* [WHAT THE TASK REQUIRES] Copy out the lines of the records from the one containing "Patent image size: (1237, 1008)." through the one containing "The sensors 22 is at (565, 682).", inclusive, with no changes.

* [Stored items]
====================

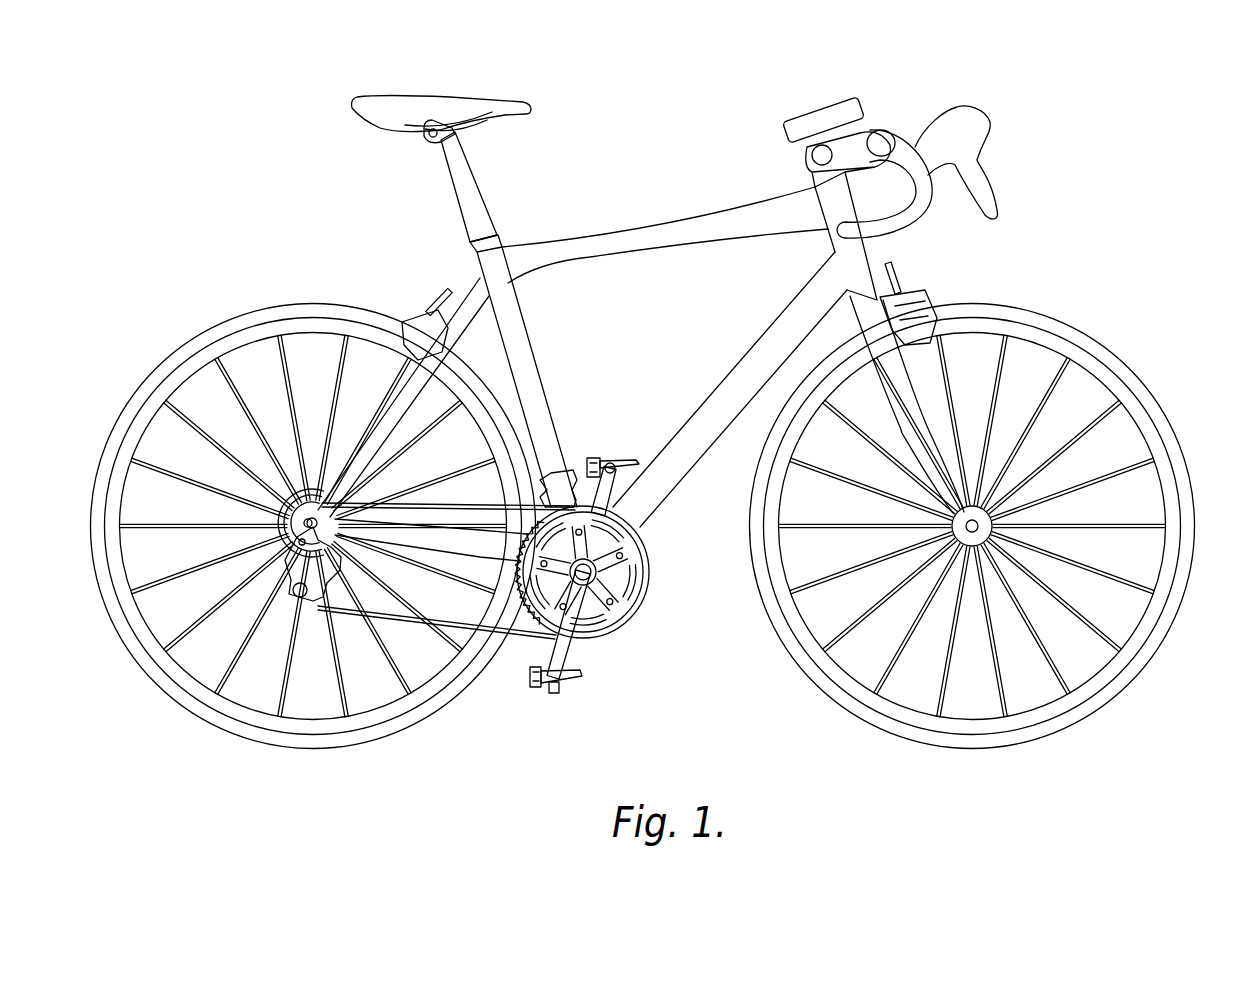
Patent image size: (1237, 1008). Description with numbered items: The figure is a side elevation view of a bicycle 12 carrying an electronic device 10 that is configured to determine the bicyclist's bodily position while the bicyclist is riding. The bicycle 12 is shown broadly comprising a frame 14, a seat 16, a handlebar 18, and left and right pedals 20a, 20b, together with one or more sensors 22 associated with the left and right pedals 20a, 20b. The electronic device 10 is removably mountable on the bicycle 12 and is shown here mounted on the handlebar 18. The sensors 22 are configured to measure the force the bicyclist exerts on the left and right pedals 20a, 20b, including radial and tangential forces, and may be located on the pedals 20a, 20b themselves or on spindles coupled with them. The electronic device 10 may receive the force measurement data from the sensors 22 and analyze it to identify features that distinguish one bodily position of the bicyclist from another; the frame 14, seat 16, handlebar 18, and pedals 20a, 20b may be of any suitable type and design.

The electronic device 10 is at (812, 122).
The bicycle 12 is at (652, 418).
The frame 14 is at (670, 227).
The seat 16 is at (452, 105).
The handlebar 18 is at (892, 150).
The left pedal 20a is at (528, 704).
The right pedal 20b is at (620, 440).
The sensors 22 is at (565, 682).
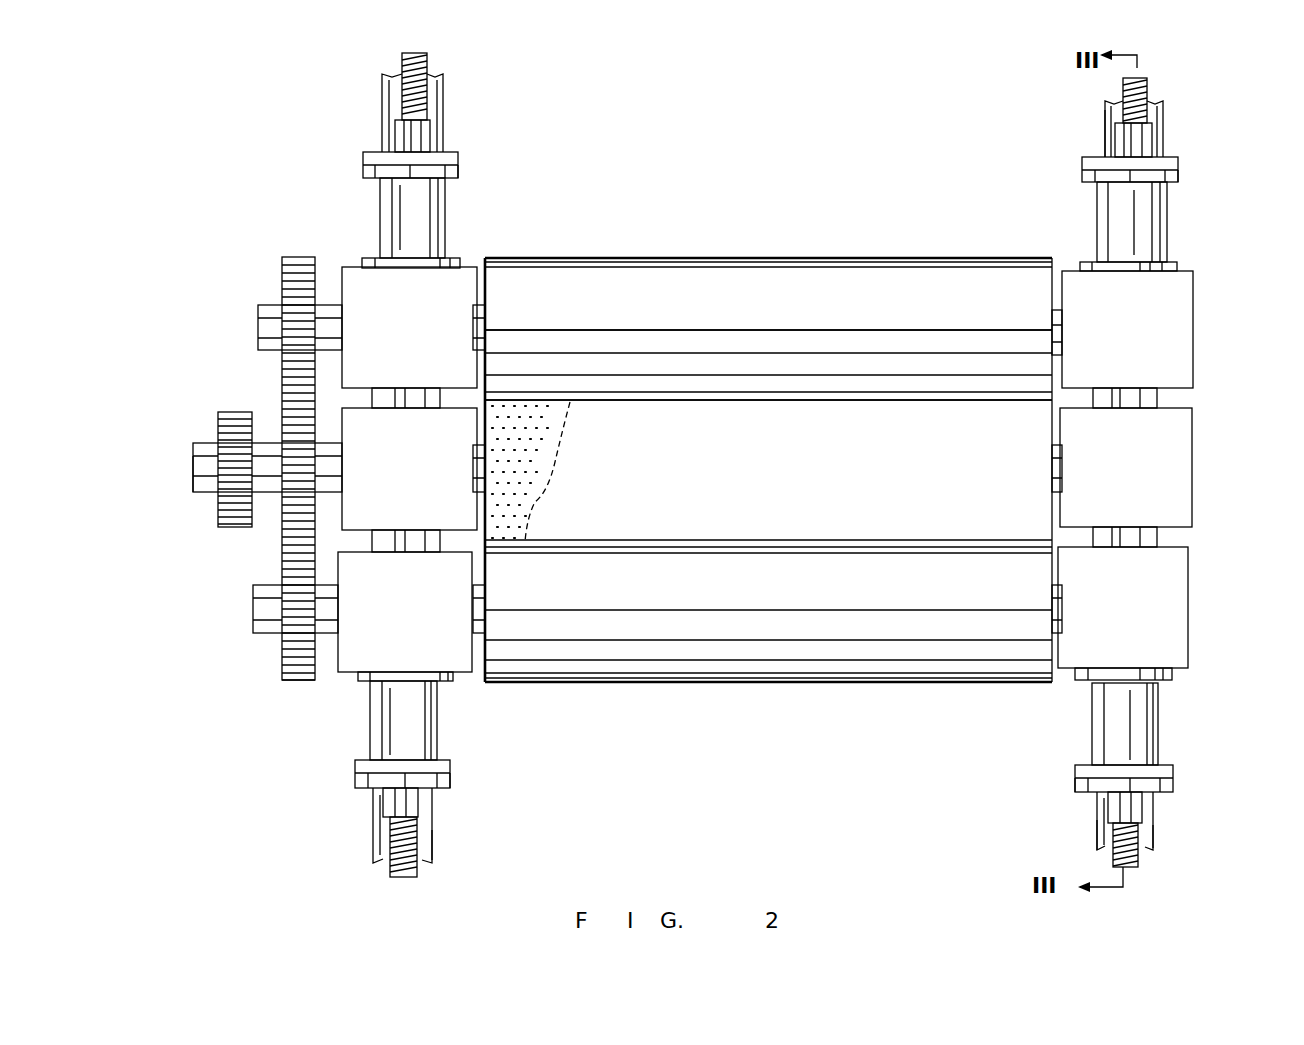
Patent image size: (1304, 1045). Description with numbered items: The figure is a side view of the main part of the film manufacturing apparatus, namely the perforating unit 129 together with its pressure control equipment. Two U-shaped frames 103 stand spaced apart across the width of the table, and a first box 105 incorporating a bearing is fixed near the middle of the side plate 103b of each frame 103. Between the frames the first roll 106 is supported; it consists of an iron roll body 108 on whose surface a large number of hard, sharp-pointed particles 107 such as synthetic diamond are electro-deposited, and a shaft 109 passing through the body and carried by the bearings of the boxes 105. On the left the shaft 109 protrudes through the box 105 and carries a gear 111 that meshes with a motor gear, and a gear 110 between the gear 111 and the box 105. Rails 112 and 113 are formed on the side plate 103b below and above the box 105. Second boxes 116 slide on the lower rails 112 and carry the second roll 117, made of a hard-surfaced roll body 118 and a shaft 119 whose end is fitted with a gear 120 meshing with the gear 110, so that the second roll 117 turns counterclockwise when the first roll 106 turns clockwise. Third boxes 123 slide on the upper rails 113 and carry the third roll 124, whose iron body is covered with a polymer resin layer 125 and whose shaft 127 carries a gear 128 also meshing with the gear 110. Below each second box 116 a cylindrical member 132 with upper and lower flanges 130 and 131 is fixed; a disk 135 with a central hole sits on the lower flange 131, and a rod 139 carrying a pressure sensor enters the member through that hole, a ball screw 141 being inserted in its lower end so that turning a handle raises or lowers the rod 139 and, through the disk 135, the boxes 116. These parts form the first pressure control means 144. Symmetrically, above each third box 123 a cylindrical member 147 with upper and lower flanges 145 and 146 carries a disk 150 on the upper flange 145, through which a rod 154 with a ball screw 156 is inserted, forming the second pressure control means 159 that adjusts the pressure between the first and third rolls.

====================

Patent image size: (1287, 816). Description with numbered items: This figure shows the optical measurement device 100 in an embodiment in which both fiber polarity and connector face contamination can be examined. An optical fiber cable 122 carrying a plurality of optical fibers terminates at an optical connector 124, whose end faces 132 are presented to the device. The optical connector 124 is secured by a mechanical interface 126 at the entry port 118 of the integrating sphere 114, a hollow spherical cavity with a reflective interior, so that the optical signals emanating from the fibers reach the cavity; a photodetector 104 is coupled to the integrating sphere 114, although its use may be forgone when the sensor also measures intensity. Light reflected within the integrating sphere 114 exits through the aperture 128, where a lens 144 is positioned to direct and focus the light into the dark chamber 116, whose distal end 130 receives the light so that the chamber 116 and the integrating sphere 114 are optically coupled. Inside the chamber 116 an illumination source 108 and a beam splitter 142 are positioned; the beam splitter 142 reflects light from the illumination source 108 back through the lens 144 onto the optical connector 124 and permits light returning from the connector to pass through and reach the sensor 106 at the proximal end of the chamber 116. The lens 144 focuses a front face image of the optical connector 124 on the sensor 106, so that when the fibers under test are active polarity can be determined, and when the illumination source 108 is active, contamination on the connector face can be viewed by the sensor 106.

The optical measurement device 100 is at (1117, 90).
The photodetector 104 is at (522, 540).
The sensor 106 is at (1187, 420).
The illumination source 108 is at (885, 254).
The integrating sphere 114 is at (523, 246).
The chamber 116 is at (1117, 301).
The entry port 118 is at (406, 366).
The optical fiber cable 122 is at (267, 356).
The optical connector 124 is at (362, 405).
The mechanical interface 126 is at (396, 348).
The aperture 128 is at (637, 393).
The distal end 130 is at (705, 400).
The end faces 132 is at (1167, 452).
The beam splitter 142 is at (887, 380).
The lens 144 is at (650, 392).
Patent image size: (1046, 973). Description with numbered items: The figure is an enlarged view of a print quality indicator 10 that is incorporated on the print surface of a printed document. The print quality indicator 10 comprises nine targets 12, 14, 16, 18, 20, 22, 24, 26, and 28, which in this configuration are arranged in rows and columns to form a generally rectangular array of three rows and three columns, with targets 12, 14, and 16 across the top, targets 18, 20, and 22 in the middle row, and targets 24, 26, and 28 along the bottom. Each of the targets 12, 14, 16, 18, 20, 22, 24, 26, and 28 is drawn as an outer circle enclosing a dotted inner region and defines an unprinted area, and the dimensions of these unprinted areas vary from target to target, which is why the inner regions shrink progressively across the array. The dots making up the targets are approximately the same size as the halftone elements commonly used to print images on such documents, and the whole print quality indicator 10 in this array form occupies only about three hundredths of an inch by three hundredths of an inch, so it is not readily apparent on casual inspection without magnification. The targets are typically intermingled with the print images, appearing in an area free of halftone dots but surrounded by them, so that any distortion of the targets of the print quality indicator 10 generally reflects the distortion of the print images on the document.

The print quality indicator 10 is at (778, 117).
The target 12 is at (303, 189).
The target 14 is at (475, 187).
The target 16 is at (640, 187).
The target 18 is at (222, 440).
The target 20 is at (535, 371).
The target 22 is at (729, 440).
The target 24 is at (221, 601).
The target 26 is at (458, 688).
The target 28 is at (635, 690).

====================

* [TASK RESULT]
Patent image size: (1237, 1008). Description with numbered items: The figure is a side elevation view of a bicycle 12 carrying an electronic device 10 that is configured to determine the bicyclist's bodily position while the bicyclist is riding. The bicycle 12 is shown broadly comprising a frame 14, a seat 16, a handlebar 18, and left and right pedals 20a, 20b, together with one or more sensors 22 associated with the left and right pedals 20a, 20b. The electronic device 10 is removably mountable on the bicycle 12 and is shown here mounted on the handlebar 18. The sensors 22 are configured to measure the force the bicyclist exerts on the left and right pedals 20a, 20b, including radial and tangential forces, and may be located on the pedals 20a, 20b themselves or on spindles coupled with them. The electronic device 10 may receive the force measurement data from the sensors 22 and analyze it to identify features that distinguish one bodily position of the bicyclist from another; the frame 14, seat 16, handlebar 18, and pedals 20a, 20b may be of any suitable type and design.

The electronic device 10 is at (812, 122).
The bicycle 12 is at (652, 418).
The frame 14 is at (670, 227).
The seat 16 is at (452, 105).
The handlebar 18 is at (892, 150).
The left pedal 20a is at (528, 704).
The right pedal 20b is at (620, 440).
The sensors 22 is at (565, 682).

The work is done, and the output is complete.